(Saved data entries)
====================

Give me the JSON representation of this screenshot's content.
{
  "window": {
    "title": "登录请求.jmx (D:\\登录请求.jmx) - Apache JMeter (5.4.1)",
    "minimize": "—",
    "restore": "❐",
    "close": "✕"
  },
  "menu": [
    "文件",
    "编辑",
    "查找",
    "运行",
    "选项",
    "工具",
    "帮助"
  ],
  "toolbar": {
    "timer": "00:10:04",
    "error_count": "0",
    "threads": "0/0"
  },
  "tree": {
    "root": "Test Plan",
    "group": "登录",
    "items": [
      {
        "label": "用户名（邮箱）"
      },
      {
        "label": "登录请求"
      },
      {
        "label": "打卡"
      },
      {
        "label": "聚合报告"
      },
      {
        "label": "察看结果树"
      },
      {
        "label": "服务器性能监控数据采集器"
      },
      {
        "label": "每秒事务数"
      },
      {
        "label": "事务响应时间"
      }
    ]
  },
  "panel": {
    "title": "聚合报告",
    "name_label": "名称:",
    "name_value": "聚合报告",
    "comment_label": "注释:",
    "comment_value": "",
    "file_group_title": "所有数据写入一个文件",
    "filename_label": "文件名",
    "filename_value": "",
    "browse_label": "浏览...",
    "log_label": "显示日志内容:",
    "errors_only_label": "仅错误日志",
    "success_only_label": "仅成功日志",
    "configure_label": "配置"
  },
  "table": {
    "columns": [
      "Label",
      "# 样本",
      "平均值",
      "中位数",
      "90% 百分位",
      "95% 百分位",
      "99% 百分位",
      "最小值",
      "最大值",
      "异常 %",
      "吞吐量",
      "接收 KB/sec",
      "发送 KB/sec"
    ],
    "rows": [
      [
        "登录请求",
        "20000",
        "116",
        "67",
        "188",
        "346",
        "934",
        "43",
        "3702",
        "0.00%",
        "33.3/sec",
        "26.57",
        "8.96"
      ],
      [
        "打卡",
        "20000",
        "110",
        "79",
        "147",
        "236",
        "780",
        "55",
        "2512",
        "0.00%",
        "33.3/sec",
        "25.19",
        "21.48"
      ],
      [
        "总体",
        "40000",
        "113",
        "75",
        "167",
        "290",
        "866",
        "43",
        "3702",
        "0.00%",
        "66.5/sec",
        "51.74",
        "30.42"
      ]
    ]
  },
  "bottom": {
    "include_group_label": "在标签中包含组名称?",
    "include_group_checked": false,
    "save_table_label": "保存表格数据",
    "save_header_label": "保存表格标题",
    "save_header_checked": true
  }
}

====================

● SHORT PROBLEM:
Locate the word "登录请求" in the records above, and return each line that has it.

● WORKED SOLUTION:
    "title": "登录请求.jmx (D:\\登录请求.jmx) - Apache JMeter (5.4.1)",
        "label": "登录请求"
        "登录请求",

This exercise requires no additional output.